──────── DATA FOR THIS TASK
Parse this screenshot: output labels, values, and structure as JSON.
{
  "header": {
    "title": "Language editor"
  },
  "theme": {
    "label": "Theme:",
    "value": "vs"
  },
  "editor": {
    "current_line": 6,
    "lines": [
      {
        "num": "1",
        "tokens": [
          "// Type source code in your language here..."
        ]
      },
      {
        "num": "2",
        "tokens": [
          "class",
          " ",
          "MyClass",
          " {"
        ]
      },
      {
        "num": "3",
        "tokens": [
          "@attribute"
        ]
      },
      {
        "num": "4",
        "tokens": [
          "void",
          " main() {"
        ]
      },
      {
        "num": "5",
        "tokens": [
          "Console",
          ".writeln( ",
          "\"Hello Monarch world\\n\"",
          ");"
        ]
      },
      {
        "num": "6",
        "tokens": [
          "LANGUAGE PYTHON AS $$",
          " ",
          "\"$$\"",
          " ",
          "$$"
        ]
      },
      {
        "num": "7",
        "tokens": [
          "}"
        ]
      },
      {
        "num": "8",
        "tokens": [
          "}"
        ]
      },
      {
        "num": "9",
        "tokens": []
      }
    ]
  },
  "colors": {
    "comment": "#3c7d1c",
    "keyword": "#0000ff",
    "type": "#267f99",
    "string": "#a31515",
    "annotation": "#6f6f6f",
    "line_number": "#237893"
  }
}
────────────────
**WHAT TO PRODUCE**.
Copy the entries above exactly, leaving none out.

**EXERCISE ANSWER**.
Parse this screenshot: output labels, values, and structure as JSON.
{
  "header": {
    "title": "Language editor"
  },
  "theme": {
    "label": "Theme:",
    "value": "vs"
  },
  "editor": {
    "current_line": 6,
    "lines": [
      {
        "num": "1",
        "tokens": [
          "// Type source code in your language here..."
        ]
      },
      {
        "num": "2",
        "tokens": [
          "class",
          " ",
          "MyClass",
          " {"
        ]
      },
      {
        "num": "3",
        "tokens": [
          "@attribute"
        ]
      },
      {
        "num": "4",
        "tokens": [
          "void",
          " main() {"
        ]
      },
      {
        "num": "5",
        "tokens": [
          "Console",
          ".writeln( ",
          "\"Hello Monarch world\\n\"",
          ");"
        ]
      },
      {
        "num": "6",
        "tokens": [
          "LANGUAGE PYTHON AS $$",
          " ",
          "\"$$\"",
          " ",
          "$$"
        ]
      },
      {
        "num": "7",
        "tokens": [
          "}"
        ]
      },
      {
        "num": "8",
        "tokens": [
          "}"
        ]
      },
      {
        "num": "9",
        "tokens": []
      }
    ]
  },
  "colors": {
    "comment": "#3c7d1c",
    "keyword": "#0000ff",
    "type": "#267f99",
    "string": "#a31515",
    "annotation": "#6f6f6f",
    "line_number": "#237893"
  }
}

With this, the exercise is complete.